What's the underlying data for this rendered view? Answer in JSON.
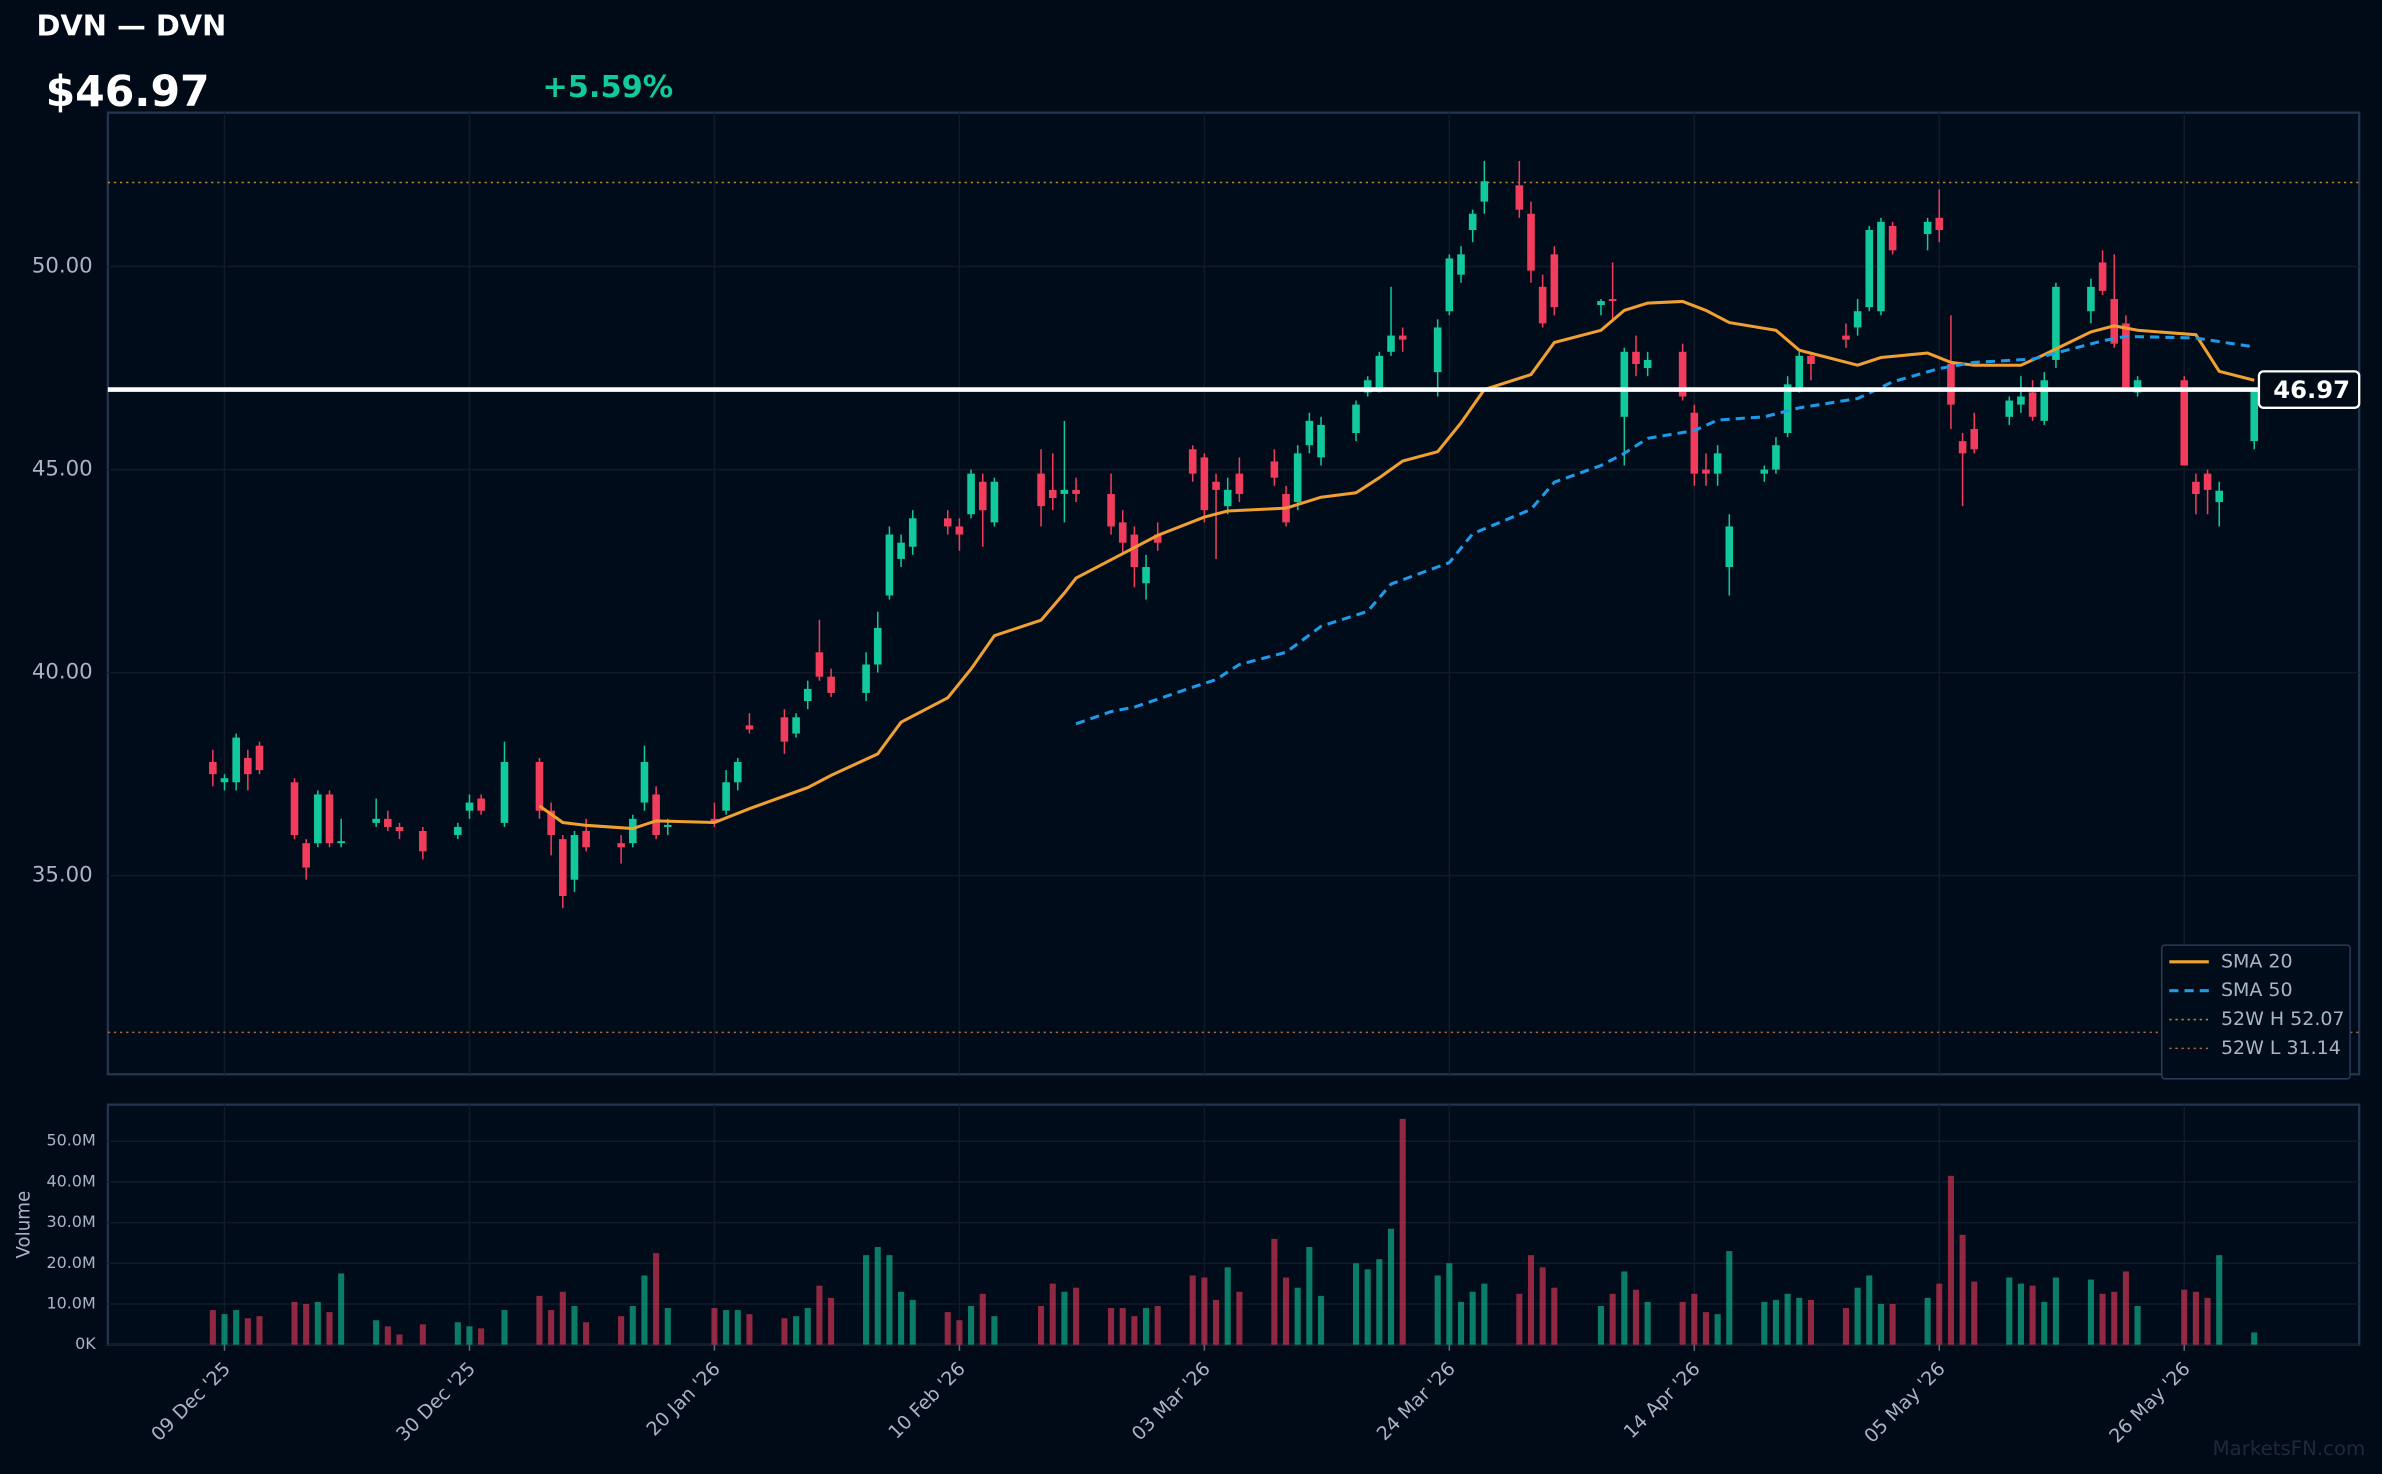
{
  "chart_data": {
    "type": "candlestick",
    "title": "DVN — DVN",
    "price": {
      "value": 46.97,
      "label": "$46.97"
    },
    "change": {
      "value": 5.59,
      "label": "+5.59%"
    },
    "last_price": 46.97,
    "watermark": "MarketsFN.com",
    "volume_label": "Volume",
    "up_color": "#12c99b",
    "down_color": "#f23c5c",
    "grid": true,
    "legend": "lower right",
    "xlim": [
      "2025-11-29",
      "2026-06-10"
    ],
    "xticks": [
      {
        "value": "2025-12-09",
        "label": "09 Dec '25"
      },
      {
        "value": "2025-12-30",
        "label": "30 Dec '25"
      },
      {
        "value": "2026-01-20",
        "label": "20 Jan '26"
      },
      {
        "value": "2026-02-10",
        "label": "10 Feb '26"
      },
      {
        "value": "2026-03-03",
        "label": "03 Mar '26"
      },
      {
        "value": "2026-03-24",
        "label": "24 Mar '26"
      },
      {
        "value": "2026-04-14",
        "label": "14 Apr '26"
      },
      {
        "value": "2026-05-05",
        "label": "05 May '26"
      },
      {
        "value": "2026-05-26",
        "label": "26 May '26"
      }
    ],
    "ylim": [
      30.11,
      53.79
    ],
    "yticks": [
      {
        "value": 35,
        "label": "35.00"
      },
      {
        "value": 40,
        "label": "40.00"
      },
      {
        "value": 45,
        "label": "45.00"
      },
      {
        "value": 50,
        "label": "50.00"
      }
    ],
    "volume_ylim": [
      0,
      59000000
    ],
    "volume_yticks": [
      {
        "value": 0,
        "label": "0K"
      },
      {
        "value": 10000000,
        "label": "10.0M"
      },
      {
        "value": 20000000,
        "label": "20.0M"
      },
      {
        "value": 30000000,
        "label": "30.0M"
      },
      {
        "value": 40000000,
        "label": "40.0M"
      },
      {
        "value": 50000000,
        "label": "50.0M"
      }
    ],
    "x": [
      "2025-12-08",
      "2025-12-09",
      "2025-12-10",
      "2025-12-11",
      "2025-12-12",
      "2025-12-15",
      "2025-12-16",
      "2025-12-17",
      "2025-12-18",
      "2025-12-19",
      "2025-12-22",
      "2025-12-23",
      "2025-12-24",
      "2025-12-26",
      "2025-12-29",
      "2025-12-30",
      "2025-12-31",
      "2026-01-02",
      "2026-01-05",
      "2026-01-06",
      "2026-01-07",
      "2026-01-08",
      "2026-01-09",
      "2026-01-12",
      "2026-01-13",
      "2026-01-14",
      "2026-01-15",
      "2026-01-16",
      "2026-01-20",
      "2026-01-21",
      "2026-01-22",
      "2026-01-23",
      "2026-01-26",
      "2026-01-27",
      "2026-01-28",
      "2026-01-29",
      "2026-01-30",
      "2026-02-02",
      "2026-02-03",
      "2026-02-04",
      "2026-02-05",
      "2026-02-06",
      "2026-02-09",
      "2026-02-10",
      "2026-02-11",
      "2026-02-12",
      "2026-02-13",
      "2026-02-17",
      "2026-02-18",
      "2026-02-19",
      "2026-02-20",
      "2026-02-23",
      "2026-02-24",
      "2026-02-25",
      "2026-02-26",
      "2026-02-27",
      "2026-03-02",
      "2026-03-03",
      "2026-03-04",
      "2026-03-05",
      "2026-03-06",
      "2026-03-09",
      "2026-03-10",
      "2026-03-11",
      "2026-03-12",
      "2026-03-13",
      "2026-03-16",
      "2026-03-17",
      "2026-03-18",
      "2026-03-19",
      "2026-03-20",
      "2026-03-23",
      "2026-03-24",
      "2026-03-25",
      "2026-03-26",
      "2026-03-27",
      "2026-03-30",
      "2026-03-31",
      "2026-04-01",
      "2026-04-02",
      "2026-04-06",
      "2026-04-07",
      "2026-04-08",
      "2026-04-09",
      "2026-04-10",
      "2026-04-13",
      "2026-04-14",
      "2026-04-15",
      "2026-04-16",
      "2026-04-17",
      "2026-04-20",
      "2026-04-21",
      "2026-04-22",
      "2026-04-23",
      "2026-04-24",
      "2026-04-27",
      "2026-04-28",
      "2026-04-29",
      "2026-04-30",
      "2026-05-01",
      "2026-05-04",
      "2026-05-05",
      "2026-05-06",
      "2026-05-07",
      "2026-05-08",
      "2026-05-11",
      "2026-05-12",
      "2026-05-13",
      "2026-05-14",
      "2026-05-15",
      "2026-05-18",
      "2026-05-19",
      "2026-05-20",
      "2026-05-21",
      "2026-05-22",
      "2026-05-26",
      "2026-05-27",
      "2026-05-28",
      "2026-05-29",
      "2026-06-01"
    ],
    "open": [
      37.8,
      37.3,
      37.3,
      37.9,
      38.2,
      37.3,
      35.8,
      35.8,
      37.0,
      35.8,
      36.3,
      36.4,
      36.2,
      36.1,
      36.0,
      36.6,
      36.9,
      36.3,
      37.8,
      36.6,
      35.9,
      34.9,
      36.1,
      35.8,
      35.8,
      36.8,
      37.0,
      36.2,
      36.4,
      36.6,
      37.3,
      38.7,
      38.9,
      38.5,
      39.3,
      40.5,
      39.9,
      39.5,
      40.2,
      41.9,
      42.8,
      43.1,
      43.8,
      43.6,
      43.9,
      44.7,
      43.7,
      44.9,
      44.5,
      44.4,
      44.5,
      44.4,
      43.7,
      43.4,
      42.2,
      43.4,
      45.5,
      45.3,
      44.7,
      44.1,
      44.9,
      45.2,
      44.4,
      44.2,
      45.6,
      45.3,
      45.9,
      46.9,
      47.0,
      47.9,
      48.3,
      47.4,
      48.9,
      49.8,
      50.9,
      51.6,
      52.0,
      51.3,
      49.5,
      50.3,
      49.05,
      49.2,
      46.3,
      47.9,
      47.5,
      47.9,
      46.4,
      45.0,
      44.9,
      42.6,
      44.9,
      45.0,
      45.9,
      47.0,
      47.8,
      48.3,
      48.5,
      49.0,
      48.9,
      51.0,
      50.8,
      51.2,
      47.6,
      45.7,
      46.0,
      46.3,
      46.6,
      46.9,
      46.2,
      47.7,
      48.9,
      50.1,
      49.2,
      48.6,
      46.9,
      47.2,
      44.7,
      44.9,
      44.2,
      45.7
    ],
    "high": [
      38.1,
      37.5,
      38.5,
      38.1,
      38.3,
      37.4,
      35.9,
      37.1,
      37.1,
      36.4,
      36.9,
      36.6,
      36.3,
      36.2,
      36.3,
      37.0,
      37.0,
      38.3,
      37.9,
      36.8,
      36.0,
      36.1,
      36.4,
      36.0,
      36.5,
      38.2,
      37.2,
      36.4,
      36.8,
      37.6,
      37.9,
      39.0,
      39.1,
      39.0,
      39.8,
      41.3,
      40.1,
      40.5,
      41.5,
      43.6,
      43.4,
      44.0,
      44.0,
      43.8,
      45.0,
      44.9,
      44.8,
      45.5,
      45.4,
      46.2,
      44.8,
      44.9,
      44.0,
      43.6,
      42.9,
      43.7,
      45.6,
      45.4,
      44.9,
      44.8,
      45.3,
      45.5,
      44.6,
      45.6,
      46.4,
      46.3,
      46.7,
      47.3,
      47.9,
      49.5,
      48.5,
      48.7,
      50.3,
      50.5,
      51.4,
      52.6,
      52.6,
      51.6,
      49.8,
      50.5,
      49.2,
      50.1,
      48.0,
      48.3,
      47.9,
      48.1,
      46.6,
      45.4,
      45.6,
      43.9,
      45.1,
      45.8,
      47.3,
      47.9,
      47.9,
      48.6,
      49.2,
      51.0,
      51.2,
      51.1,
      51.2,
      51.9,
      48.8,
      45.9,
      46.4,
      46.8,
      47.3,
      47.2,
      47.4,
      49.6,
      49.7,
      50.4,
      50.3,
      48.8,
      47.3,
      47.3,
      44.9,
      45.0,
      44.7,
      47.0
    ],
    "low": [
      37.2,
      37.1,
      37.1,
      37.1,
      37.5,
      35.9,
      34.9,
      35.7,
      35.7,
      35.7,
      36.2,
      36.1,
      35.9,
      35.4,
      35.9,
      36.4,
      36.5,
      36.2,
      36.4,
      35.5,
      34.2,
      34.6,
      35.6,
      35.3,
      35.7,
      36.6,
      35.9,
      36.0,
      36.2,
      36.5,
      37.1,
      38.5,
      38.0,
      38.4,
      39.1,
      39.8,
      39.4,
      39.3,
      40.0,
      41.8,
      42.6,
      42.9,
      43.4,
      43.0,
      43.8,
      43.1,
      43.6,
      43.6,
      44.0,
      43.7,
      44.2,
      43.4,
      42.9,
      42.1,
      41.8,
      43.0,
      44.7,
      43.7,
      42.8,
      43.9,
      44.2,
      44.6,
      43.6,
      44.0,
      45.4,
      45.1,
      45.7,
      46.8,
      46.9,
      47.8,
      47.9,
      46.8,
      48.8,
      49.6,
      50.6,
      51.3,
      51.2,
      49.6,
      48.5,
      48.8,
      48.8,
      48.7,
      45.1,
      47.3,
      47.3,
      46.7,
      44.6,
      44.6,
      44.6,
      41.9,
      44.7,
      44.9,
      45.8,
      46.9,
      47.2,
      48.0,
      48.3,
      48.9,
      48.8,
      50.3,
      50.4,
      50.6,
      46.0,
      44.1,
      45.4,
      46.1,
      46.4,
      46.2,
      46.1,
      47.5,
      48.6,
      49.3,
      48.0,
      47.0,
      46.8,
      45.1,
      43.9,
      43.9,
      43.6,
      45.5
    ],
    "close": [
      37.5,
      37.4,
      38.4,
      37.5,
      37.6,
      36.0,
      35.2,
      37.0,
      35.8,
      35.85,
      36.4,
      36.2,
      36.1,
      35.6,
      36.2,
      36.8,
      36.6,
      37.8,
      36.6,
      36.0,
      34.5,
      36.0,
      35.7,
      35.7,
      36.4,
      37.8,
      36.0,
      36.25,
      36.3,
      37.3,
      37.8,
      38.6,
      38.3,
      38.9,
      39.6,
      39.9,
      39.5,
      40.2,
      41.1,
      43.4,
      43.2,
      43.8,
      43.6,
      43.4,
      44.9,
      44.0,
      44.7,
      44.1,
      44.3,
      44.5,
      44.4,
      43.6,
      43.2,
      42.6,
      42.6,
      43.2,
      44.9,
      44.0,
      44.5,
      44.5,
      44.4,
      44.8,
      43.7,
      45.4,
      46.2,
      46.1,
      46.6,
      47.2,
      47.8,
      48.3,
      48.2,
      48.5,
      50.2,
      50.3,
      51.3,
      52.1,
      51.4,
      49.9,
      48.6,
      49.0,
      49.15,
      49.15,
      47.9,
      47.6,
      47.7,
      46.8,
      44.9,
      44.9,
      45.4,
      43.6,
      45.0,
      45.6,
      47.1,
      47.8,
      47.6,
      48.2,
      48.9,
      50.9,
      51.1,
      50.4,
      51.1,
      50.9,
      46.6,
      45.4,
      45.5,
      46.7,
      46.8,
      46.3,
      47.2,
      49.5,
      49.5,
      49.4,
      48.1,
      47.0,
      47.2,
      45.1,
      44.4,
      44.5,
      44.48,
      46.97
    ],
    "volume": [
      8500000,
      7500000,
      8500000,
      6500000,
      7000000,
      10500000,
      10000000,
      10500000,
      8000000,
      17500000,
      6000000,
      4500000,
      2500000,
      5000000,
      5500000,
      4500000,
      4000000,
      8500000,
      12000000,
      8500000,
      13000000,
      9500000,
      5500000,
      7000000,
      9500000,
      17000000,
      22500000,
      9000000,
      9000000,
      8500000,
      8500000,
      7500000,
      6500000,
      7000000,
      9000000,
      14500000,
      11500000,
      22000000,
      24000000,
      22000000,
      13000000,
      11000000,
      8000000,
      6000000,
      9500000,
      12500000,
      7000000,
      9500000,
      15000000,
      13000000,
      14000000,
      9000000,
      9000000,
      7000000,
      9000000,
      9500000,
      17000000,
      16500000,
      11000000,
      19000000,
      13000000,
      26000000,
      16500000,
      14000000,
      24000000,
      12000000,
      20000000,
      18500000,
      21000000,
      28500000,
      55500000,
      17000000,
      20000000,
      10500000,
      13000000,
      15000000,
      12500000,
      22000000,
      19000000,
      14000000,
      9500000,
      12500000,
      18000000,
      13500000,
      10500000,
      10500000,
      12500000,
      8000000,
      7500000,
      23000000,
      10500000,
      11000000,
      12500000,
      11500000,
      11000000,
      9000000,
      14000000,
      17000000,
      10000000,
      10000000,
      11500000,
      15000000,
      41500000,
      27000000,
      15500000,
      16500000,
      15000000,
      14500000,
      10500000,
      16500000,
      16000000,
      12500000,
      13000000,
      18000000,
      9500000,
      13500000,
      13000000,
      11500000,
      22000000,
      3000000
    ],
    "overlays": [
      {
        "name": "SMA 20",
        "color": "#f0a030",
        "dash": "solid",
        "x": [
          "2026-01-05",
          "2026-01-07",
          "2026-01-09",
          "2026-01-13",
          "2026-01-15",
          "2026-01-20",
          "2026-01-23",
          "2026-01-28",
          "2026-01-30",
          "2026-02-03",
          "2026-02-05",
          "2026-02-09",
          "2026-02-11",
          "2026-02-13",
          "2026-02-17",
          "2026-02-19",
          "2026-02-20",
          "2026-02-25",
          "2026-02-27",
          "2026-03-03",
          "2026-03-05",
          "2026-03-10",
          "2026-03-13",
          "2026-03-16",
          "2026-03-18",
          "2026-03-20",
          "2026-03-23",
          "2026-03-25",
          "2026-03-27",
          "2026-03-31",
          "2026-04-02",
          "2026-04-06",
          "2026-04-08",
          "2026-04-10",
          "2026-04-13",
          "2026-04-15",
          "2026-04-17",
          "2026-04-21",
          "2026-04-23",
          "2026-04-28",
          "2026-04-30",
          "2026-05-04",
          "2026-05-06",
          "2026-05-08",
          "2026-05-12",
          "2026-05-14",
          "2026-05-18",
          "2026-05-20",
          "2026-05-22",
          "2026-05-27",
          "2026-05-29",
          "2026-06-01"
        ],
        "values": [
          36.72,
          36.31,
          36.24,
          36.16,
          36.35,
          36.31,
          36.65,
          37.17,
          37.47,
          38.0,
          38.78,
          39.38,
          40.09,
          40.91,
          41.29,
          41.96,
          42.33,
          43.08,
          43.38,
          43.83,
          43.98,
          44.05,
          44.32,
          44.43,
          44.8,
          45.21,
          45.44,
          46.15,
          46.97,
          47.34,
          48.13,
          48.43,
          48.92,
          49.1,
          49.14,
          48.92,
          48.62,
          48.43,
          47.94,
          47.57,
          47.76,
          47.87,
          47.64,
          47.57,
          47.57,
          47.83,
          48.39,
          48.54,
          48.43,
          48.32,
          47.42,
          47.2
        ]
      },
      {
        "name": "SMA 50",
        "color": "#1e9be8",
        "dash": "dashed",
        "x": [
          "2026-02-20",
          "2026-02-23",
          "2026-02-25",
          "2026-03-02",
          "2026-03-04",
          "2026-03-06",
          "2026-03-10",
          "2026-03-13",
          "2026-03-17",
          "2026-03-19",
          "2026-03-24",
          "2026-03-26",
          "2026-03-31",
          "2026-04-02",
          "2026-04-06",
          "2026-04-08",
          "2026-04-10",
          "2026-04-14",
          "2026-04-16",
          "2026-04-20",
          "2026-04-23",
          "2026-04-28",
          "2026-05-01",
          "2026-05-05",
          "2026-05-08",
          "2026-05-13",
          "2026-05-19",
          "2026-05-21",
          "2026-05-27",
          "2026-06-01"
        ],
        "values": [
          38.74,
          39.04,
          39.15,
          39.64,
          39.83,
          40.2,
          40.5,
          41.14,
          41.51,
          42.18,
          42.71,
          43.42,
          44.02,
          44.69,
          45.1,
          45.4,
          45.77,
          45.96,
          46.22,
          46.3,
          46.52,
          46.75,
          47.16,
          47.49,
          47.64,
          47.72,
          48.17,
          48.28,
          48.24,
          48.02
        ]
      }
    ],
    "reference_lines": [
      {
        "name": "52W H 52.07",
        "value": 52.07,
        "color": "#b8862a",
        "dash": "dotted"
      },
      {
        "name": "52W L 31.14",
        "value": 31.14,
        "color": "#b0643a",
        "dash": "dotted"
      }
    ]
  }
}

- - - - -

_Exercise objective_
Go through the material line by line. Show each line that contains the string "name".

_Correct result_
        "name": "SMA 20",
        "name": "SMA 50",
        "name": "52W H 52.07",
        "name": "52W L 31.14",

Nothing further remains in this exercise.